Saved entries
- - -

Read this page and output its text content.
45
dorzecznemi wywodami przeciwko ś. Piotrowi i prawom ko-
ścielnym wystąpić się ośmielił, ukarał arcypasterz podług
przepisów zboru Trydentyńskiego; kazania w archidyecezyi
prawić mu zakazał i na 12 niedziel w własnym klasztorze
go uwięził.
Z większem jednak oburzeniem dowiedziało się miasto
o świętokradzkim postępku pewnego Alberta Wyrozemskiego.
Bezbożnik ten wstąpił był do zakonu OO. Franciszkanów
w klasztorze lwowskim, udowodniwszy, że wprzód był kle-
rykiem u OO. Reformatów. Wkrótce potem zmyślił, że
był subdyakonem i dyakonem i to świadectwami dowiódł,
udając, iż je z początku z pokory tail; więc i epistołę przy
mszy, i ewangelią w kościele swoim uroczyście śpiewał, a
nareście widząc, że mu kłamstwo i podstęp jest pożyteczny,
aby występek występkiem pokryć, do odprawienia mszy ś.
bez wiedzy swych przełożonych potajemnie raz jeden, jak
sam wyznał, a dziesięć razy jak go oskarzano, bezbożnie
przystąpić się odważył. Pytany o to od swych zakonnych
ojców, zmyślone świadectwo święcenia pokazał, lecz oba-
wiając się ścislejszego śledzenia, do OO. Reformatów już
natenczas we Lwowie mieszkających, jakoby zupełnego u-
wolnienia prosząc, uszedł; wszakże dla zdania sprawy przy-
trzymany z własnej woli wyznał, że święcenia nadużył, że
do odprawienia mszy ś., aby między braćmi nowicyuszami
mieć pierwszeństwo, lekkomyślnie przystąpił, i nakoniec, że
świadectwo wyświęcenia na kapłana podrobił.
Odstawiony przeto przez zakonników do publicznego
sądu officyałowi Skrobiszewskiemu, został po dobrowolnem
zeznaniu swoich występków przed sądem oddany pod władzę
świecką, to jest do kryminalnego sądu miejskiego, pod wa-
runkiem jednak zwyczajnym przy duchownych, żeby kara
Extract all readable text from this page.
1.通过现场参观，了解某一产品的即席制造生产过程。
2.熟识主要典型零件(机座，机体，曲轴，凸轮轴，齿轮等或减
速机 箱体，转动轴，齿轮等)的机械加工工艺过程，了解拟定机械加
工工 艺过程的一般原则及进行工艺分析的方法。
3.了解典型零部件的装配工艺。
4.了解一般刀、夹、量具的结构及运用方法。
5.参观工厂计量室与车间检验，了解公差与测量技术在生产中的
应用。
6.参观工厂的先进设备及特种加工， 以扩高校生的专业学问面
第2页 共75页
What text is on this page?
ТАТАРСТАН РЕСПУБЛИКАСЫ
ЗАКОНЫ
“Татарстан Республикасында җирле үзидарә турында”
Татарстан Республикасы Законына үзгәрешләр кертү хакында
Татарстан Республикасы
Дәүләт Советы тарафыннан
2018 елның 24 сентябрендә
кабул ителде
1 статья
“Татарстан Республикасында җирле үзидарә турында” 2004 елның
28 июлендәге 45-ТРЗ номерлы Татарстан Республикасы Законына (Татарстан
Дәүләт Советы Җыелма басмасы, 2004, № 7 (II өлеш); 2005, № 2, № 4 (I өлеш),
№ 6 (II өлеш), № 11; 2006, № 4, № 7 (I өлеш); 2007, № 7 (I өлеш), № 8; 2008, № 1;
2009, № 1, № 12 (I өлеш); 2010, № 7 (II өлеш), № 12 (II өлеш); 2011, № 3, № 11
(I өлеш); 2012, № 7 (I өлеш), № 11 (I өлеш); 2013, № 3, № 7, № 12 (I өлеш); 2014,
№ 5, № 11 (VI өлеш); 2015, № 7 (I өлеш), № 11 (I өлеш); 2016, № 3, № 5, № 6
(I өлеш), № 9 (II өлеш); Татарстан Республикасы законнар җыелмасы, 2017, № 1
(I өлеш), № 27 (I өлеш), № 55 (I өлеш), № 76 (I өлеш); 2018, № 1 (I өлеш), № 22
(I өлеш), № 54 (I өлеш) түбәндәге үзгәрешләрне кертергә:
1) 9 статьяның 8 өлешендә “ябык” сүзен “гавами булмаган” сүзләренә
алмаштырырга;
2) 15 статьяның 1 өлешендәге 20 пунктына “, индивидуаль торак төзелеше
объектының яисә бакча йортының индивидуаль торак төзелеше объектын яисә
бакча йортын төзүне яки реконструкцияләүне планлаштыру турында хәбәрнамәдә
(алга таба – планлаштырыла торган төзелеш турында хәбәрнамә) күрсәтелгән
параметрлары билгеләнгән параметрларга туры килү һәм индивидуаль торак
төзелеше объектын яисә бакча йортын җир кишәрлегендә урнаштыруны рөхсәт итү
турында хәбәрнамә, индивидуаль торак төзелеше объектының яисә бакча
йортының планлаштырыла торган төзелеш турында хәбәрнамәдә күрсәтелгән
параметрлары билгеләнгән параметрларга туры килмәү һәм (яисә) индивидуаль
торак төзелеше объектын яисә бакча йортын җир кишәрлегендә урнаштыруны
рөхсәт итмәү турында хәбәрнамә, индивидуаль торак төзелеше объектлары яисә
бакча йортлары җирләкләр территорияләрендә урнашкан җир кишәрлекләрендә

- - -

## Exercise directions
Where a line of the records above holds the word "йортының", copy that line.

## Response to this exercise
объектының яисә бакча йортының индивидуаль торак төзелеше объектын яисә
йортының планлаштырыла торган төзелеш турында хәбәрнамәдә күрсәтелгән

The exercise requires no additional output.